___ 文書の抜粋

このような問題を解決する一般的な方法としては、制御装置で実行される各処理の中で共通する部分のプログラムを共通化(サブルーチン化)し、各処理を実行する際に必要に応じてこのサブルーチン化したプログラムを実行する方法がある。このようなサブルーチン化する方法では、各処理に個別な処理に付いては個別の制御プログラムにより行われるが、共通する部分に付いては一つのプログラムで行われるためプログラム容量の削減に寄与する。
【0004】
【発明が解決しようとする課題】
しかしながら、上述したサブルーチン化して制御プログラムの容量を削減する方法が、単純には適用できないような場合が生じてきている。
すなわち、上述したサブルーチン化する方法では、サブルーチン化した処理を実行した後もとの処理に復帰する必要があるため、このための情報(以下、復帰情報という)をRAM等の所定領域(典型的には、スタック領域と呼ばれる領域)に記憶する必要がある。
一方、上述したパチンコ機のような遊技機においては、近年突発的な停電や不意の電源オフ等により制御装置で行われている処理が中断されるという不具合を防止することが望まれている。したがって、停電等の通電遮断時においては実行途中の処理に関する情報(復帰情報を含む)をRAMに保存し、通電回復後にこの保存した情報に基づいて中断された処理を再開する情報の保存機能を具備することが考えられている。このため、このような情報の保存機能を具備した遊技機においては、中断された処理を再開するためには中断された処理を再開するまでのあいだRAMに保存されている情報(復帰情報を含む)は上書きすることなく保存していなければならないこととなる。
ここで、通電遮断後の電源投入時には、通常制御装置の初期化処理が行われるため、復帰情報が格納されている位置を特定するための情報(典型的には、スタックポインタ)も初期化(先頭のアドレスに設定)されることとなる。このため、スタックポインタで特定されるレジスタには、中断された処理を再開するために必要な復帰情報が記憶されていることとなる。したがって、通電遮断後の復電処理においてサブルーチン化された処理を実行すると、保存されている復帰情報の上に新たな復帰情報が上書きされることとなる。このため、情報の保存機能を有する遊技機において通電回復時に復電処理を行う場合には、サブルーチン化されたプログラムを実行することができないこととなる。
【0005】
本発明は上述した実情に鑑みなされたものであり、その目的は、復帰情報を記憶する領域を複数の領域に区分けすることで、上述したような場合においてもサブルーチン化されたプログラムを実行できプログラム記憶容量を小さくすることができる遊技機を提供する。

______
___ 提供されたエントリ

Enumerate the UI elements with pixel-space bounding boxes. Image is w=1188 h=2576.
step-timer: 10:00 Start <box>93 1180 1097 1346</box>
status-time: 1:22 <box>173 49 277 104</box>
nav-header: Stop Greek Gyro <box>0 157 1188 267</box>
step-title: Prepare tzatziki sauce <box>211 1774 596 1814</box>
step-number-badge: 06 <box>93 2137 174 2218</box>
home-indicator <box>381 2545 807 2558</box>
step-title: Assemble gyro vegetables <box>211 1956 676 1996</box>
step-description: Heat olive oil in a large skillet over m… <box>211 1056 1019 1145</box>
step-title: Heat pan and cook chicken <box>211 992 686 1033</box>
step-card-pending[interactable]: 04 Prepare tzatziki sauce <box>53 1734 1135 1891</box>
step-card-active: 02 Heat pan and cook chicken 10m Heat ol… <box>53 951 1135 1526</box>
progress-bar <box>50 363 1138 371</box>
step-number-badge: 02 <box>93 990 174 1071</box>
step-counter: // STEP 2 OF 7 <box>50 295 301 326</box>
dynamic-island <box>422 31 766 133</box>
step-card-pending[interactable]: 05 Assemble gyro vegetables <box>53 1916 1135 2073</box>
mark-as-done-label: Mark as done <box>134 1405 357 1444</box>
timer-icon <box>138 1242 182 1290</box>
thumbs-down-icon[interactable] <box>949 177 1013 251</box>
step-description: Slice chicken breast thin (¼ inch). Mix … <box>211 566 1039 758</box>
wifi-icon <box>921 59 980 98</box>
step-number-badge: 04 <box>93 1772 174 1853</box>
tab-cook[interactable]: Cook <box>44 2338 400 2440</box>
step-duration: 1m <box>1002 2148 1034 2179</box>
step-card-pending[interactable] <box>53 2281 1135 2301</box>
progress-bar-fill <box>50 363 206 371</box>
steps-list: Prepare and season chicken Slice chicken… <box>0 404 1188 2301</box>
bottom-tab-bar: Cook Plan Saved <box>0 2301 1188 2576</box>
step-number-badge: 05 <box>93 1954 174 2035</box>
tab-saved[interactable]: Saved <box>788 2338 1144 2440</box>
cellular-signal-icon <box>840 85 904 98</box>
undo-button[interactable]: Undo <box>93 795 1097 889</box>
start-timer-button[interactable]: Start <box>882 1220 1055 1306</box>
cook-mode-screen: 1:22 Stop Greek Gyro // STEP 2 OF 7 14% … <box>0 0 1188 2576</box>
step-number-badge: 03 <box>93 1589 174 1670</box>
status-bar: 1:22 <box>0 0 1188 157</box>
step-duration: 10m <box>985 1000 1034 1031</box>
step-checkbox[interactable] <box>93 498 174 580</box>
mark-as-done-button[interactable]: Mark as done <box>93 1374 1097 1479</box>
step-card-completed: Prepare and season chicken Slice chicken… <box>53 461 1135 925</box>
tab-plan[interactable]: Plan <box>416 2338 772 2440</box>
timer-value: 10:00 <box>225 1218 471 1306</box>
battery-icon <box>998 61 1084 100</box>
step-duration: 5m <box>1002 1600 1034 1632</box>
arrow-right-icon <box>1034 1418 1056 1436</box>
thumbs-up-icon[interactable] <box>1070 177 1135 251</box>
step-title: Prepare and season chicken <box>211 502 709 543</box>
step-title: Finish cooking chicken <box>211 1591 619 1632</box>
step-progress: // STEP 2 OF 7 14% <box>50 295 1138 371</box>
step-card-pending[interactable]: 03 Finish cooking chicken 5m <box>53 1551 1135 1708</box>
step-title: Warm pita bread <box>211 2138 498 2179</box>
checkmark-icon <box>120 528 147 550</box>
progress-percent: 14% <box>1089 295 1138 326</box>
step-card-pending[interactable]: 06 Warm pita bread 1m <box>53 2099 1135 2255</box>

______

作業一覧:
1/ 次の(a)〜(c)がそれぞれ文書の内容と合うかどうかを「はい」か「いいえ」で答え、決め手となる文書の語句をそのまま引用してください。(a) サブルーチン化は、プログラム容量の削減に役立つとされている。(b) 通電遮断後の電源投入時、スタックポインタは末尾のアドレスに設定される。(c) 本発明は、復帰情報を記憶する領域を一つにまとめるものである。
2/ 文書の「すなわち、上述したサブルーチ」という語句を含む箇所から「とができる遊技機を提供する。」までを、「復帰情報」を「戻り情報」に置き換えて書き直してください。
3/ 文書の中で「一方、上述したパチンコ機のような遊技機においては」で始まる段落を、主な事実を保ったまま箇条書きにまとめてください。
エントリは別の出典から取られたものです。

回答:
1/
(a) はい。「共通する部分に付いては一つのプログラムで行われるためプログラム容量の削減に寄与する」
(b) いいえ。「初期化(先頭のアドレスに設定)されることとなる」
(c) いいえ。「復帰情報を記憶する領域を複数の領域に区分けすることで」

2/
すなわち、上述したサブルーチン化する方法では、サブルーチン化した処理を実行した後もとの処理に復帰する必要があるため、このための情報(以下、戻り情報という)をRAM等の所定領域(典型的には、スタック領域と呼ばれる領域)に記憶する必要がある。
一方、上述したパチンコ機のような遊技機においては、近年突発的な停電や不意の電源オフ等により制御装置で行われている処理が中断されるという不具合を防止することが望まれている。したがって、停電等の通電遮断時においては実行途中の処理に関する情報(戻り情報を含む)をRAMに保存し、通電回復後にこの保存した情報に基づいて中断された処理を再開する情報の保存機能を具備することが考えられている。このため、このような情報の保存機能を具備した遊技機においては、中断された処理を再開するためには中断された処理を再開するまでのあいだRAMに保存されている情報(戻り情報を含む)は上書きすることなく保存していなければならないこととなる。
ここで、通電遮断後の電源投入時には、通常制御装置の初期化処理が行われるため、戻り情報が格納されている位置を特定するための情報(典型的には、スタックポインタ)も初期化(先頭のアドレスに設定)されることとなる。このため、スタックポインタで特定されるレジスタには、中断された処理を再開するために必要な戻り情報が記憶されていることとなる。したがって、通電遮断後の復電処理においてサブルーチン化された処理を実行すると、保存されている戻り情報の上に新たな戻り情報が上書きされることとなる。このため、情報の保存機能を有する遊技機において通電回復時に復電処理を行う場合には、サブルーチン化されたプログラムを実行することができないこととなる。
【0005】
本発明は上述した実情に鑑みなされたものであり、その目的は、戻り情報を記憶する領域を複数の領域に区分けすることで、上述したような場合においてもサブルーチン化されたプログラムを実行できプログラム記憶容量を小さくすることができる遊技機を提供する。

3/
- パチンコ機のような遊技機では、突発的な停電や不意の電源オフによって制御装置の処理が中断される不具合の防止が望まれている。
- そのため、通電遮断時に実行途中の処理に関する情報(復帰情報を含む)をRAMに保存し、通電回復後にその情報に基づいて処理を再開する保存機能が考えられている。
- この保存機能をもつ遊技機では、中断された処理を再開するまで、RAMに保存された情報を上書きせずに保存しておく必要がある。